WHAT THIS TASK INVOLVES - State how many lines in the entries below contain "worst". Write nothing but the number.

——————

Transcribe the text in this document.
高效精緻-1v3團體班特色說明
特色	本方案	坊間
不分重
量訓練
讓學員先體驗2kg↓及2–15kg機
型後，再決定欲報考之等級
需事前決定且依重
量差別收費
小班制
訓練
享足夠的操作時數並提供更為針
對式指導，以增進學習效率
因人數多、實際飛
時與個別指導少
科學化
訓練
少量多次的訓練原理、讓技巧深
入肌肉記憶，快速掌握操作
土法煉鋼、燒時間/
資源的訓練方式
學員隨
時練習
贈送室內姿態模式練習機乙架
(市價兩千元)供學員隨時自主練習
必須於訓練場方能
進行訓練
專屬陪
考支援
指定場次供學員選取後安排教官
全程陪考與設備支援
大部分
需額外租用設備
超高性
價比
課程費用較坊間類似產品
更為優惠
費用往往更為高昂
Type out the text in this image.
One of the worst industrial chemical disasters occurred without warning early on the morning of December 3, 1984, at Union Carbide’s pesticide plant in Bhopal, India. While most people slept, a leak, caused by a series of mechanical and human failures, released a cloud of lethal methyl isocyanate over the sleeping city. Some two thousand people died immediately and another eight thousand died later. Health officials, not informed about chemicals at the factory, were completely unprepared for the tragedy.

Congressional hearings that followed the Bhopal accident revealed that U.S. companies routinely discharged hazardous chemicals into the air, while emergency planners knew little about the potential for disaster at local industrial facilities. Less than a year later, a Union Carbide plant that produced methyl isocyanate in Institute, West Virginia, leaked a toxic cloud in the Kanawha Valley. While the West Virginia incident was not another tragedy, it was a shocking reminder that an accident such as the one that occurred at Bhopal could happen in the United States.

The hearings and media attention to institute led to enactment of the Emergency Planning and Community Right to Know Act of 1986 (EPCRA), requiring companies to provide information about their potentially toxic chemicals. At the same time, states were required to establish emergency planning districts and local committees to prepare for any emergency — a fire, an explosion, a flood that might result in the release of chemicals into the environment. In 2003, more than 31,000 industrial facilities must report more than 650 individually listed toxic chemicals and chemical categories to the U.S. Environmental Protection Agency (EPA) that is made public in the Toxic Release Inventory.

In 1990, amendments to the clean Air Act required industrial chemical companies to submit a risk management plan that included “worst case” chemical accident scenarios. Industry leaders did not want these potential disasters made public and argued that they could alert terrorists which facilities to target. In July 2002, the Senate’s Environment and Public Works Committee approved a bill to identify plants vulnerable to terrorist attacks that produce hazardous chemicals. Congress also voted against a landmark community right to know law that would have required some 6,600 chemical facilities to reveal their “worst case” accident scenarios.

——————

RIGHT ANSWER - 2